## Set problem
Go over the entries below line by line, copying each one that contains the word "imienia".

☆ ☆ ☆ ☆

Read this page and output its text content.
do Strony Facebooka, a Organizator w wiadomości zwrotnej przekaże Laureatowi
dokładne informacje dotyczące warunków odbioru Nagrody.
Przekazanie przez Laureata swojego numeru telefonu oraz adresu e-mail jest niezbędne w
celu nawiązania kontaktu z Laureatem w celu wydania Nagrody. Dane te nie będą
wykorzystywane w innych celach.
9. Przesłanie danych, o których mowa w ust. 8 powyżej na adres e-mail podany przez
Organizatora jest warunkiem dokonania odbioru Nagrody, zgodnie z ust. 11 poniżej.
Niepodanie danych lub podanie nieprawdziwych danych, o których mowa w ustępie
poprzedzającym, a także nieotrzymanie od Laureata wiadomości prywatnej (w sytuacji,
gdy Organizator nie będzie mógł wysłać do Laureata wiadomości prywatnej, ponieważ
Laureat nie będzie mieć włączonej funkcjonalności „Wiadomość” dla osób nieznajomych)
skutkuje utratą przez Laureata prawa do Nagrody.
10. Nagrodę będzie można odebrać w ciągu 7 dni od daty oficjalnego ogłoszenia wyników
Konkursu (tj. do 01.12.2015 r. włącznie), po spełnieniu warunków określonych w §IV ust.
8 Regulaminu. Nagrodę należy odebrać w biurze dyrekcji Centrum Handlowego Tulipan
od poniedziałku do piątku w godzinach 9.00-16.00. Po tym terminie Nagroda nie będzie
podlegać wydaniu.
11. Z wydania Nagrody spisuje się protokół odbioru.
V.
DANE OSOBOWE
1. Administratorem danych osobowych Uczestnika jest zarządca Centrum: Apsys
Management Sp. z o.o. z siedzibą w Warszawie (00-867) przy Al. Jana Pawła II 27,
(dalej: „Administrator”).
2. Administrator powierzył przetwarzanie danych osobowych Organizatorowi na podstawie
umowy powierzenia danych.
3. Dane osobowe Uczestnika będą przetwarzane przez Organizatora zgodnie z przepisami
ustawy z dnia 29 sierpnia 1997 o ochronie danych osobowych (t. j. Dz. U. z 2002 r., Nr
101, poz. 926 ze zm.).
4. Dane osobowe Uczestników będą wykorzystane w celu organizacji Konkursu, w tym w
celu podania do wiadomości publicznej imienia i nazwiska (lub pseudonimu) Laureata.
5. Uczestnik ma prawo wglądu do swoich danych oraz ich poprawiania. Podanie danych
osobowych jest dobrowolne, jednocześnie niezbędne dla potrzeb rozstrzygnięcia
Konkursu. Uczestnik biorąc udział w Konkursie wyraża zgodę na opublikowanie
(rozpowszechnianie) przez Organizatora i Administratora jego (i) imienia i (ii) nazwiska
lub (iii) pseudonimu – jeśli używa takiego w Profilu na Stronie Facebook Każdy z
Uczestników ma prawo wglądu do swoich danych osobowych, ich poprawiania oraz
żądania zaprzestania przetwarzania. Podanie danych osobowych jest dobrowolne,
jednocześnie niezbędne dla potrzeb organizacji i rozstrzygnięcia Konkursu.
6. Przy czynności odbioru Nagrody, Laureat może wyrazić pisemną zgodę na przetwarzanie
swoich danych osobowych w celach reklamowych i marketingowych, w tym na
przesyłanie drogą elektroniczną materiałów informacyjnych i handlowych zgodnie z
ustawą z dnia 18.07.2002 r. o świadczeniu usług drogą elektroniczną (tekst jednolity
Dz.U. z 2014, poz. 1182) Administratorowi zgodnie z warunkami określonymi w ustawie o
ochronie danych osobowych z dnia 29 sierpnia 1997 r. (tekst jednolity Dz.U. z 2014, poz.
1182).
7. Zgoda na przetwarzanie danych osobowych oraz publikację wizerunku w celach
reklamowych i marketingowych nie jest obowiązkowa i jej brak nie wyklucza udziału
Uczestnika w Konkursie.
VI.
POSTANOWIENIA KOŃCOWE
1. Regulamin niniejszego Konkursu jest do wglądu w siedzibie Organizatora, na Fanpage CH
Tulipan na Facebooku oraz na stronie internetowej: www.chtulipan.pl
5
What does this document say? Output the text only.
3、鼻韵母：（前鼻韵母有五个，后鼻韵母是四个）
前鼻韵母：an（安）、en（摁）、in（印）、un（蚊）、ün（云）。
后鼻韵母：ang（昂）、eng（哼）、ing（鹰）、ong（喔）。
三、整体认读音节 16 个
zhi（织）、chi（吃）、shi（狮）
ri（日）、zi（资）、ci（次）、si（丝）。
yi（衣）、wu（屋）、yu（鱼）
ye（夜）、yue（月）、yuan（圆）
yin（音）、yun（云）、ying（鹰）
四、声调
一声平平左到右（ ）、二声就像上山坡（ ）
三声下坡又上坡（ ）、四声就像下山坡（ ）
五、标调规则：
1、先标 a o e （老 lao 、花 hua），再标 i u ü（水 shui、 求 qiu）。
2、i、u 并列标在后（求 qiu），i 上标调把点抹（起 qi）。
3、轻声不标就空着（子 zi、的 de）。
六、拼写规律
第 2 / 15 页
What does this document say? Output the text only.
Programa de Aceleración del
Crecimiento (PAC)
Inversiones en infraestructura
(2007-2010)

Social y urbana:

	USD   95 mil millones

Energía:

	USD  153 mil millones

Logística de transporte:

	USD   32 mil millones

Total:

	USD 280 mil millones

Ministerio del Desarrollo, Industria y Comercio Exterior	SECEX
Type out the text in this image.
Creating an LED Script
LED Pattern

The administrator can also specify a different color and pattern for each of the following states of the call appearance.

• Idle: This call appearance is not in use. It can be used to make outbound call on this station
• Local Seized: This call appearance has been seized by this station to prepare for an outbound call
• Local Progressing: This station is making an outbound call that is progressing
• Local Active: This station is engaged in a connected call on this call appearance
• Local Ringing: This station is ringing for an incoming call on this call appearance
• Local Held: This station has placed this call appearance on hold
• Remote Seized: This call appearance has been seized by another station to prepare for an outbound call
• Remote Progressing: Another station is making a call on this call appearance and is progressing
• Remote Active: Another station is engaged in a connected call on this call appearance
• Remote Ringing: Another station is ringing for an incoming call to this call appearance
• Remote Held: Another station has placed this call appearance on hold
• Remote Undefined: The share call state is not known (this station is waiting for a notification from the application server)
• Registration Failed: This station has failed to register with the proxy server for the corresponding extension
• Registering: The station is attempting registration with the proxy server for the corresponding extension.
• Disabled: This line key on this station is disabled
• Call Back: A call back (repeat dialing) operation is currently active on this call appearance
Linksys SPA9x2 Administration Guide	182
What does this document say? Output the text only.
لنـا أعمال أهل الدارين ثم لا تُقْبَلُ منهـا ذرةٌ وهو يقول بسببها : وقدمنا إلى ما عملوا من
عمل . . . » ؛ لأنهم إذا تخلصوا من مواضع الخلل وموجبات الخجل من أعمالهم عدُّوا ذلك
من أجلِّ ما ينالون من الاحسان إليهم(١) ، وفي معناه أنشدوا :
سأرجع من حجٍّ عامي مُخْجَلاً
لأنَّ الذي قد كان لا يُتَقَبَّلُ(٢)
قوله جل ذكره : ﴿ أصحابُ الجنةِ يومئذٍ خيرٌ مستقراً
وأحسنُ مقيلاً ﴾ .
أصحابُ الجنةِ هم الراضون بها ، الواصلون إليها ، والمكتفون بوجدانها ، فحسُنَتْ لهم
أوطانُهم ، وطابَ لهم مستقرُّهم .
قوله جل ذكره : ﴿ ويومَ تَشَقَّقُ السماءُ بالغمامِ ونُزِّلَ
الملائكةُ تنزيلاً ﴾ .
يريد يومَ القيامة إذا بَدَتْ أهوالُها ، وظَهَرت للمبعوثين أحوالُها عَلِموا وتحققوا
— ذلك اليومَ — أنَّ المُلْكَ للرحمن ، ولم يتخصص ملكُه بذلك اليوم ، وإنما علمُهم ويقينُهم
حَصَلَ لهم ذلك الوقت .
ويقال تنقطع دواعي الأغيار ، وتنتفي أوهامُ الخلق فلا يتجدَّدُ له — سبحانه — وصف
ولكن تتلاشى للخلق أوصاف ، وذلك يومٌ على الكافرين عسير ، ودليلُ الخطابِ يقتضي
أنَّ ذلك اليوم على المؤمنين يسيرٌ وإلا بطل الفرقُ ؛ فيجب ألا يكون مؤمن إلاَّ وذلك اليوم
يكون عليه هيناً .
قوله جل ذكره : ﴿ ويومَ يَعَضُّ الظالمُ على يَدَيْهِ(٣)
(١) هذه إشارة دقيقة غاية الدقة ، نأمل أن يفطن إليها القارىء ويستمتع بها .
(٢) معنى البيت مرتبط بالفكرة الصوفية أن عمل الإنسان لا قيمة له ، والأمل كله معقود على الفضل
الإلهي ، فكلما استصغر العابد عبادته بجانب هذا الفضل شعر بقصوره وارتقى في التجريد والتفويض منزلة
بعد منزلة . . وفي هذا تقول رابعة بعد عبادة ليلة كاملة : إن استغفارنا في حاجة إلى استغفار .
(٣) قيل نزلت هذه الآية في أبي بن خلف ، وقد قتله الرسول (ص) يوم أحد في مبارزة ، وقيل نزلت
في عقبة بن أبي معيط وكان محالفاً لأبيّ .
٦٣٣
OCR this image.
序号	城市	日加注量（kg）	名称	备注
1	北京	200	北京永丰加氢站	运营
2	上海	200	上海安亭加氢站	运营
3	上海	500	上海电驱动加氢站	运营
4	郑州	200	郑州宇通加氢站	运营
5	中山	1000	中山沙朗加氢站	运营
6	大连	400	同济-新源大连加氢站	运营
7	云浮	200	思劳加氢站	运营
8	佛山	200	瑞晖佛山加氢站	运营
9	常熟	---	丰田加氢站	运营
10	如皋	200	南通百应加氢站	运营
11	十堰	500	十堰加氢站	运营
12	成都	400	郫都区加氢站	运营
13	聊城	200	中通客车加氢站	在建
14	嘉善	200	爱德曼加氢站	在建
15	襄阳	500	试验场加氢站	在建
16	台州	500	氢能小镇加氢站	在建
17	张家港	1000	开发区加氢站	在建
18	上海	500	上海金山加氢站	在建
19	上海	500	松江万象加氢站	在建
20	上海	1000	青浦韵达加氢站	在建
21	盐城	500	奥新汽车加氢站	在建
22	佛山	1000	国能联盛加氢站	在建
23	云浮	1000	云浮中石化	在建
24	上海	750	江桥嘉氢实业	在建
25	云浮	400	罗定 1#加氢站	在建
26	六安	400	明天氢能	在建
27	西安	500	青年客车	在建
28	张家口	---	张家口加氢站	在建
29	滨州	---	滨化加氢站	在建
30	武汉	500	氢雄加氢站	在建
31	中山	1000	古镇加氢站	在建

☆ ☆ ☆ ☆

## Expected output
celu podania do wiadomości publicznej imienia i nazwiska (lub pseudonimu) Laureata.
(rozpowszechnianie) przez Organizatora i Administratora jego (i) imienia i (ii) nazwiska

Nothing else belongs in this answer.